Your instructions
Write out exactly the lines from the one containing "Read out every word on this page." through the last line of the records below, both included, and leave out any pictures.

Available records

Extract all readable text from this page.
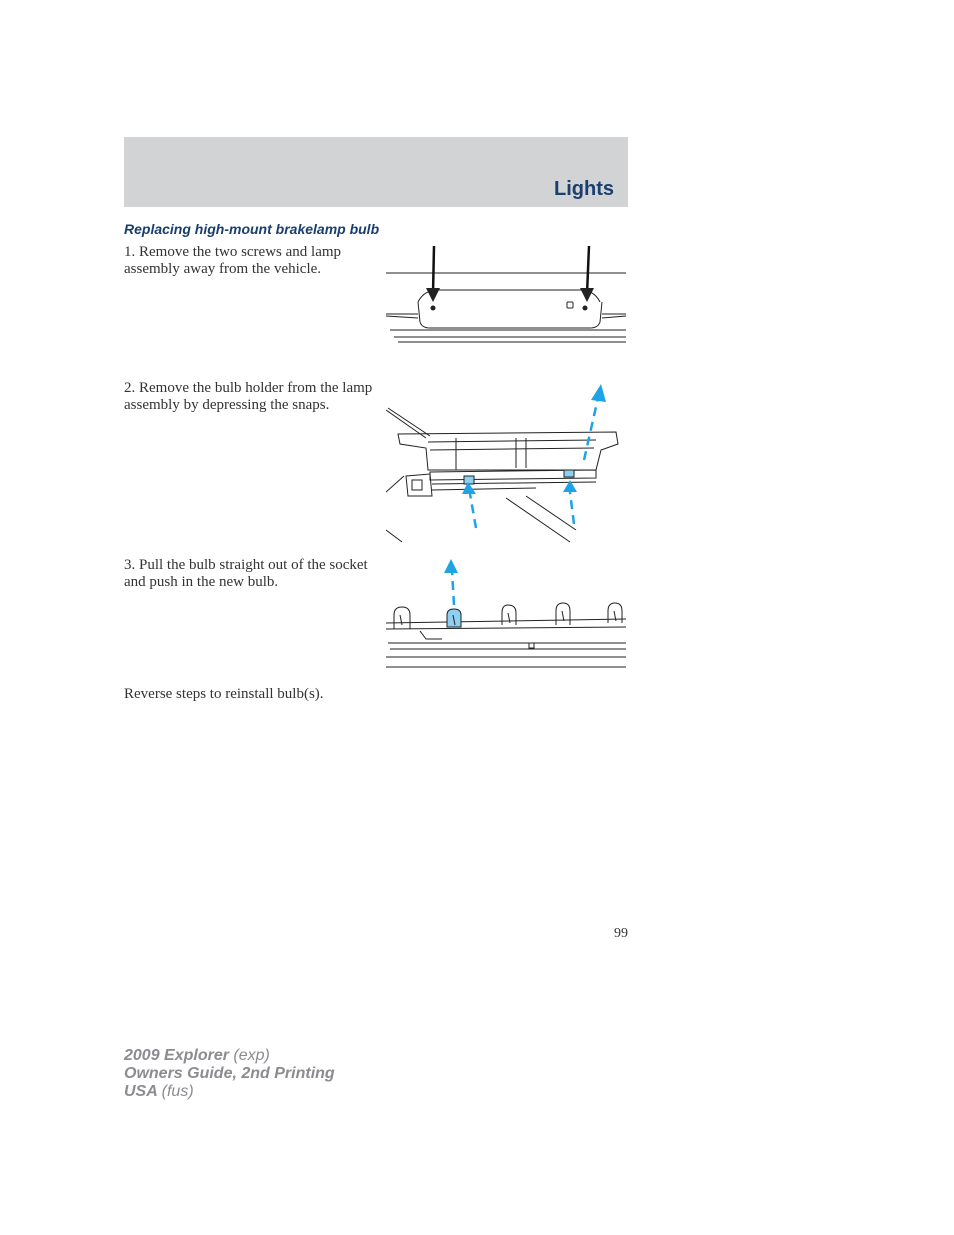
Lights
Replacing high-mount brakelamp bulb
1. Remove the two screws and lamp assembly away from the vehicle.
2. Remove the bulb holder from the lamp assembly by depressing the snaps.
3. Pull the bulb straight out of the socket and push in the new bulb.
Reverse steps to reinstall bulb(s).
99
2009 Explorer (exp)
Owners Guide, 2nd Printing
USA (fus)
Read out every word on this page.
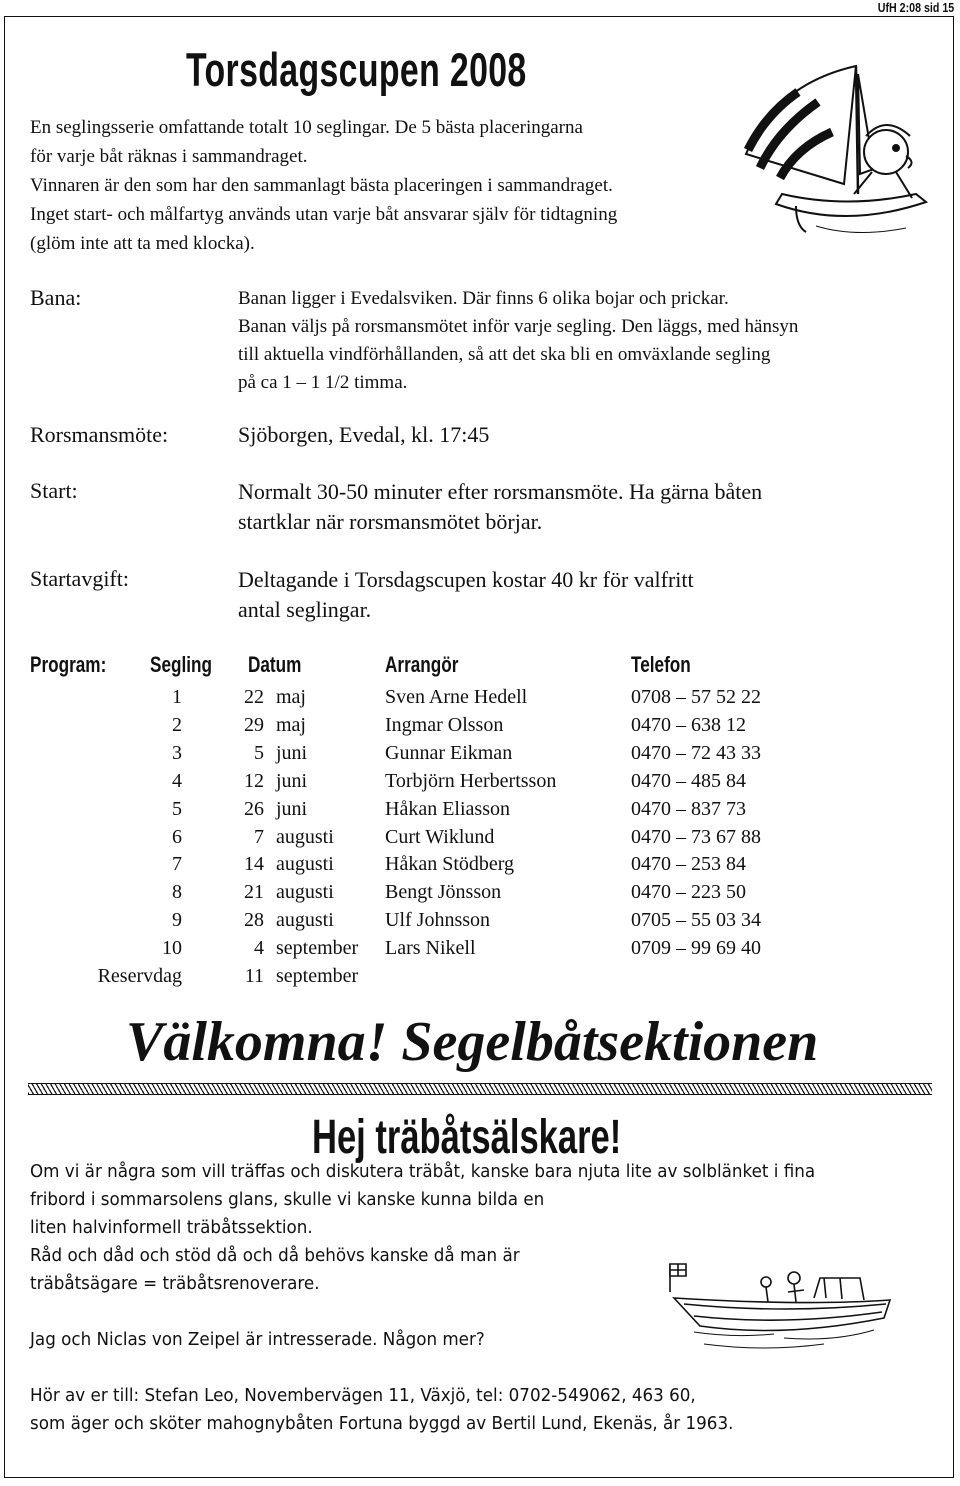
UfH 2:08 sid 15
Torsdagscupen 2008

En seglingsserie omfattande totalt 10 seglingar. De 5 bästa placeringarna

för varje båt räknas i sammandraget.

Vinnaren är den som har den sammanlagt bästa placeringen i sammandraget.

Inget start- och målfartyg används utan varje båt ansvarar själv för tidtagning

(glöm inte att ta med klocka).

Bana:	Banan ligger i Evedalsviken. Där finns 6 olika bojar och prickar.

Banan väljs på rorsmansmötet inför varje segling. Den läggs, med hänsyn

till aktuella vindförhållanden, så att det ska bli en omväxlande segling

på ca 1 – 1 1/2 timma.

Rorsmansmöte:	Sjöborgen, Evedal, kl. 17:45
Start:	Normalt 30-50 minuter efter rorsmansmöte. Ha gärna båten

startklar när rorsmansmötet börjar.

Startavgift:	Deltagande i Torsdagscupen kostar 40 kr för valfritt

antal seglingar.

Program: Segling Datum	Arrangör	Telefon
1	22 maj	Sven Arne Hedell	0708 – 57 52 22
2	29 maj	Ingmar Olsson	0470 – 638 12
3	5 juni	Gunnar Eikman	0470 – 72 43 33
4	12 juni	Torbjörn Herbertsson	0470 – 485 84
5	26 juni	Håkan Eliasson	0470 – 837 73
6	7 augusti	Curt Wiklund	0470 – 73 67 88
7	14 augusti	Håkan Stödberg	0470 – 253 84
8	21 augusti	Bengt Jönsson	0470 – 223 50
9	28 augusti	Ulf Johnsson	0705 – 55 03 34
10	4 september Lars Nikell	0709 – 99 69 40
Reservdag	11 september
Välkomna! Segelbåtsektionen
Hej träbåtsälskare!

Om vi är några som vill träffas och diskutera träbåt, kanske bara njuta lite av solblänket i fina

fribord i sommarsolens glans, skulle vi kanske kunna bilda en

liten halvinformell träbåtssektion.

Råd och dåd och stöd då och då behövs kanske då man är

träbåtsägare = träbåtsrenoverare.

Jag och Niclas von Zeipel är intresserade. Någon mer?

Hör av er till: Stefan Leo, Novembervägen 11, Växjö, tel: 0702-549062, 463 60,

som äger och sköter mahognybåten Fortuna byggd av Bertil Lund, Ekenäs, år 1963.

Finished task
Read out every word on this page.
UfH 2:08 sid 15
Torsdagscupen 2008

En seglingsserie omfattande totalt 10 seglingar. De 5 bästa placeringarna

för varje båt räknas i sammandraget.

Vinnaren är den som har den sammanlagt bästa placeringen i sammandraget.

Inget start- och målfartyg används utan varje båt ansvarar själv för tidtagning

(glöm inte att ta med klocka).

Bana:	Banan ligger i Evedalsviken. Där finns 6 olika bojar och prickar.

Banan väljs på rorsmansmötet inför varje segling. Den läggs, med hänsyn

till aktuella vindförhållanden, så att det ska bli en omväxlande segling

på ca 1 – 1 1/2 timma.

Rorsmansmöte:	Sjöborgen, Evedal, kl. 17:45
Start:	Normalt 30-50 minuter efter rorsmansmöte. Ha gärna båten

startklar när rorsmansmötet börjar.

Startavgift:	Deltagande i Torsdagscupen kostar 40 kr för valfritt

antal seglingar.

Program: Segling Datum	Arrangör	Telefon
1	22 maj	Sven Arne Hedell	0708 – 57 52 22
2	29 maj	Ingmar Olsson	0470 – 638 12
3	5 juni	Gunnar Eikman	0470 – 72 43 33
4	12 juni	Torbjörn Herbertsson	0470 – 485 84
5	26 juni	Håkan Eliasson	0470 – 837 73
6	7 augusti	Curt Wiklund	0470 – 73 67 88
7	14 augusti	Håkan Stödberg	0470 – 253 84
8	21 augusti	Bengt Jönsson	0470 – 223 50
9	28 augusti	Ulf Johnsson	0705 – 55 03 34
10	4 september Lars Nikell	0709 – 99 69 40
Reservdag	11 september
Välkomna! Segelbåtsektionen
Hej träbåtsälskare!

Om vi är några som vill träffas och diskutera träbåt, kanske bara njuta lite av solblänket i fina

fribord i sommarsolens glans, skulle vi kanske kunna bilda en

liten halvinformell träbåtssektion.

Råd och dåd och stöd då och då behövs kanske då man är

träbåtsägare = träbåtsrenoverare.

Jag och Niclas von Zeipel är intresserade. Någon mer?

Hör av er till: Stefan Leo, Novembervägen 11, Växjö, tel: 0702-549062, 463 60,

som äger och sköter mahognybåten Fortuna byggd av Bertil Lund, Ekenäs, år 1963.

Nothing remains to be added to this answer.